- **What is expected**: It is required that all of the data be written out exactly.

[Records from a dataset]
▬▬▬▬▬▬▬▬▬▬

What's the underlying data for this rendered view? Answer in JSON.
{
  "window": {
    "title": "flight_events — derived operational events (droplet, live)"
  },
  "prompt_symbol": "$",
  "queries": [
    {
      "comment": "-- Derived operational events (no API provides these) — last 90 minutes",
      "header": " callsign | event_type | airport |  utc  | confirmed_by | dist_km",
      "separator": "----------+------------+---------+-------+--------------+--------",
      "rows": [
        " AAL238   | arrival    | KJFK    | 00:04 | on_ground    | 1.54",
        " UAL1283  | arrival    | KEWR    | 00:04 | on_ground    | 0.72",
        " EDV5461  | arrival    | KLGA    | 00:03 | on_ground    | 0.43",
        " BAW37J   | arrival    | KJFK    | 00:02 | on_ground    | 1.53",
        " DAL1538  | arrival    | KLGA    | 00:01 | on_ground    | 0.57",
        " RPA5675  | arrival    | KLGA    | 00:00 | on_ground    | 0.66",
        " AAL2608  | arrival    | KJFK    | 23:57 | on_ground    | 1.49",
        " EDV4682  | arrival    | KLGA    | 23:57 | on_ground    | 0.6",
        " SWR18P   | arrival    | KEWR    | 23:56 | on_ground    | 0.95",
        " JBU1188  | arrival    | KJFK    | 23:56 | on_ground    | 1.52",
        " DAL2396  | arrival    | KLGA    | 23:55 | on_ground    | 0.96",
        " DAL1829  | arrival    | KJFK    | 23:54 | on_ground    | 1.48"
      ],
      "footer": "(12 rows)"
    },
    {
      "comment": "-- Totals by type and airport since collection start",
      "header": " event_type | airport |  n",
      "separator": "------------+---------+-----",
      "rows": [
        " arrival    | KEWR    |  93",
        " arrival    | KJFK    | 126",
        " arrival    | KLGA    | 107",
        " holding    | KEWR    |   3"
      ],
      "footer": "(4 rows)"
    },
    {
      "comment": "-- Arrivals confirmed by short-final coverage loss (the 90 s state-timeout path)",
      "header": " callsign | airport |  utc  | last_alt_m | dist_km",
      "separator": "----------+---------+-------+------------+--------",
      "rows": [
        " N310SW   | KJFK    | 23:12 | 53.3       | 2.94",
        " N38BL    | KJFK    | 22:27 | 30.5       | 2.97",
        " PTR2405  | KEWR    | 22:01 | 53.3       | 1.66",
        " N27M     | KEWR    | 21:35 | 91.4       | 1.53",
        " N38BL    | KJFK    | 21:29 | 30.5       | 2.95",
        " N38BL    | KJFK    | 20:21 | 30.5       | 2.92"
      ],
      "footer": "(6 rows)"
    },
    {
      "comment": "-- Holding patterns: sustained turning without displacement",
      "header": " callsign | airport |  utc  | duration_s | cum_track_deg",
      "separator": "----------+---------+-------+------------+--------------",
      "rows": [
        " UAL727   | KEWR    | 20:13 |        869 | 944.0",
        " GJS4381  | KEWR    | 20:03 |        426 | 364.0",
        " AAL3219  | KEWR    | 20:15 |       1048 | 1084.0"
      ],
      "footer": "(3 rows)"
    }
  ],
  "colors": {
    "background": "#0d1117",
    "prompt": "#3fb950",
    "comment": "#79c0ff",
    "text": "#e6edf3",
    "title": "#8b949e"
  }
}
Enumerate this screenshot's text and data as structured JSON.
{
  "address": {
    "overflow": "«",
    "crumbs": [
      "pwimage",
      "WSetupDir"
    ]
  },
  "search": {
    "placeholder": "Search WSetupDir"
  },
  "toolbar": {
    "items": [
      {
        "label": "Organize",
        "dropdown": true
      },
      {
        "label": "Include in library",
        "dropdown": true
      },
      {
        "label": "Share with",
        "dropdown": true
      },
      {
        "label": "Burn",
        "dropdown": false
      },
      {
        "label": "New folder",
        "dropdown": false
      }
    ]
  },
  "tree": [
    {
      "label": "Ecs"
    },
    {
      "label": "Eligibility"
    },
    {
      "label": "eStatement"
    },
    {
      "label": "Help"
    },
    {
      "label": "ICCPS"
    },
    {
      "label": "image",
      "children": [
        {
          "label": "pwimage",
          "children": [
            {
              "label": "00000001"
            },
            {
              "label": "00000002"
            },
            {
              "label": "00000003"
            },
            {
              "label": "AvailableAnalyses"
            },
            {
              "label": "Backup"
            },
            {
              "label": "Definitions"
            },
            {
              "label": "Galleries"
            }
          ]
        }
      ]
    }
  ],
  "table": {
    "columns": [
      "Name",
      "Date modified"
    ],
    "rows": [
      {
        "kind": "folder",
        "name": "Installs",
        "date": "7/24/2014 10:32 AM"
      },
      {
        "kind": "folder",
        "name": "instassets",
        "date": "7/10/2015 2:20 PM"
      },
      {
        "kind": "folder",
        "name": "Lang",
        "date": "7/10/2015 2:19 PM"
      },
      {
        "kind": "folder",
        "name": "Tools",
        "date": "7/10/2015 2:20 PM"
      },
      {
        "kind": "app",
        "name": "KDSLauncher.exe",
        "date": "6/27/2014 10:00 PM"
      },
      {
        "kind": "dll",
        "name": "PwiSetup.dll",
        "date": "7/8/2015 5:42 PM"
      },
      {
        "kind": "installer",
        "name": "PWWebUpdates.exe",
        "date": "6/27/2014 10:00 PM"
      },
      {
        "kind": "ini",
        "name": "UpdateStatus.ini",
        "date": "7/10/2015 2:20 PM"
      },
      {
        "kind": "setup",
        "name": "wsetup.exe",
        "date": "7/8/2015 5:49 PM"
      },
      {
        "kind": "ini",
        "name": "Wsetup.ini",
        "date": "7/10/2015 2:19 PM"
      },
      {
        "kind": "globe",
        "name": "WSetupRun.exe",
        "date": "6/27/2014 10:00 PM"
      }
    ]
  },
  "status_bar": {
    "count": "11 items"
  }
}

▬▬▬▬▬▬▬▬▬▬

- **Completed exercise**:
What's the underlying data for this rendered view? Answer in JSON.
{
  "window": {
    "title": "flight_events — derived operational events (droplet, live)"
  },
  "prompt_symbol": "$",
  "queries": [
    {
      "comment": "-- Derived operational events (no API provides these) — last 90 minutes",
      "header": " callsign | event_type | airport |  utc  | confirmed_by | dist_km",
      "separator": "----------+------------+---------+-------+--------------+--------",
      "rows": [
        " AAL238   | arrival    | KJFK    | 00:04 | on_ground    | 1.54",
        " UAL1283  | arrival    | KEWR    | 00:04 | on_ground    | 0.72",
        " EDV5461  | arrival    | KLGA    | 00:03 | on_ground    | 0.43",
        " BAW37J   | arrival    | KJFK    | 00:02 | on_ground    | 1.53",
        " DAL1538  | arrival    | KLGA    | 00:01 | on_ground    | 0.57",
        " RPA5675  | arrival    | KLGA    | 00:00 | on_ground    | 0.66",
        " AAL2608  | arrival    | KJFK    | 23:57 | on_ground    | 1.49",
        " EDV4682  | arrival    | KLGA    | 23:57 | on_ground    | 0.6",
        " SWR18P   | arrival    | KEWR    | 23:56 | on_ground    | 0.95",
        " JBU1188  | arrival    | KJFK    | 23:56 | on_ground    | 1.52",
        " DAL2396  | arrival    | KLGA    | 23:55 | on_ground    | 0.96",
        " DAL1829  | arrival    | KJFK    | 23:54 | on_ground    | 1.48"
      ],
      "footer": "(12 rows)"
    },
    {
      "comment": "-- Totals by type and airport since collection start",
      "header": " event_type | airport |  n",
      "separator": "------------+---------+-----",
      "rows": [
        " arrival    | KEWR    |  93",
        " arrival    | KJFK    | 126",
        " arrival    | KLGA    | 107",
        " holding    | KEWR    |   3"
      ],
      "footer": "(4 rows)"
    },
    {
      "comment": "-- Arrivals confirmed by short-final coverage loss (the 90 s state-timeout path)",
      "header": " callsign | airport |  utc  | last_alt_m | dist_km",
      "separator": "----------+---------+-------+------------+--------",
      "rows": [
        " N310SW   | KJFK    | 23:12 | 53.3       | 2.94",
        " N38BL    | KJFK    | 22:27 | 30.5       | 2.97",
        " PTR2405  | KEWR    | 22:01 | 53.3       | 1.66",
        " N27M     | KEWR    | 21:35 | 91.4       | 1.53",
        " N38BL    | KJFK    | 21:29 | 30.5       | 2.95",
        " N38BL    | KJFK    | 20:21 | 30.5       | 2.92"
      ],
      "footer": "(6 rows)"
    },
    {
      "comment": "-- Holding patterns: sustained turning without displacement",
      "header": " callsign | airport |  utc  | duration_s | cum_track_deg",
      "separator": "----------+---------+-------+------------+--------------",
      "rows": [
        " UAL727   | KEWR    | 20:13 |        869 | 944.0",
        " GJS4381  | KEWR    | 20:03 |        426 | 364.0",
        " AAL3219  | KEWR    | 20:15 |       1048 | 1084.0"
      ],
      "footer": "(3 rows)"
    }
  ],
  "colors": {
    "background": "#0d1117",
    "prompt": "#3fb950",
    "comment": "#79c0ff",
    "text": "#e6edf3",
    "title": "#8b949e"
  }
}
Enumerate this screenshot's text and data as structured JSON.
{
  "address": {
    "overflow": "«",
    "crumbs": [
      "pwimage",
      "WSetupDir"
    ]
  },
  "search": {
    "placeholder": "Search WSetupDir"
  },
  "toolbar": {
    "items": [
      {
        "label": "Organize",
        "dropdown": true
      },
      {
        "label": "Include in library",
        "dropdown": true
      },
      {
        "label": "Share with",
        "dropdown": true
      },
      {
        "label": "Burn",
        "dropdown": false
      },
      {
        "label": "New folder",
        "dropdown": false
      }
    ]
  },
  "tree": [
    {
      "label": "Ecs"
    },
    {
      "label": "Eligibility"
    },
    {
      "label": "eStatement"
    },
    {
      "label": "Help"
    },
    {
      "label": "ICCPS"
    },
    {
      "label": "image",
      "children": [
        {
          "label": "pwimage",
          "children": [
            {
              "label": "00000001"
            },
            {
              "label": "00000002"
            },
            {
              "label": "00000003"
            },
            {
              "label": "AvailableAnalyses"
            },
            {
              "label": "Backup"
            },
            {
              "label": "Definitions"
            },
            {
              "label": "Galleries"
            }
          ]
        }
      ]
    }
  ],
  "table": {
    "columns": [
      "Name",
      "Date modified"
    ],
    "rows": [
      {
        "kind": "folder",
        "name": "Installs",
        "date": "7/24/2014 10:32 AM"
      },
      {
        "kind": "folder",
        "name": "instassets",
        "date": "7/10/2015 2:20 PM"
      },
      {
        "kind": "folder",
        "name": "Lang",
        "date": "7/10/2015 2:19 PM"
      },
      {
        "kind": "folder",
        "name": "Tools",
        "date": "7/10/2015 2:20 PM"
      },
      {
        "kind": "app",
        "name": "KDSLauncher.exe",
        "date": "6/27/2014 10:00 PM"
      },
      {
        "kind": "dll",
        "name": "PwiSetup.dll",
        "date": "7/8/2015 5:42 PM"
      },
      {
        "kind": "installer",
        "name": "PWWebUpdates.exe",
        "date": "6/27/2014 10:00 PM"
      },
      {
        "kind": "ini",
        "name": "UpdateStatus.ini",
        "date": "7/10/2015 2:20 PM"
      },
      {
        "kind": "setup",
        "name": "wsetup.exe",
        "date": "7/8/2015 5:49 PM"
      },
      {
        "kind": "ini",
        "name": "Wsetup.ini",
        "date": "7/10/2015 2:19 PM"
      },
      {
        "kind": "globe",
        "name": "WSetupRun.exe",
        "date": "6/27/2014 10:00 PM"
      }
    ]
  },
  "status_bar": {
    "count": "11 items"
  }
}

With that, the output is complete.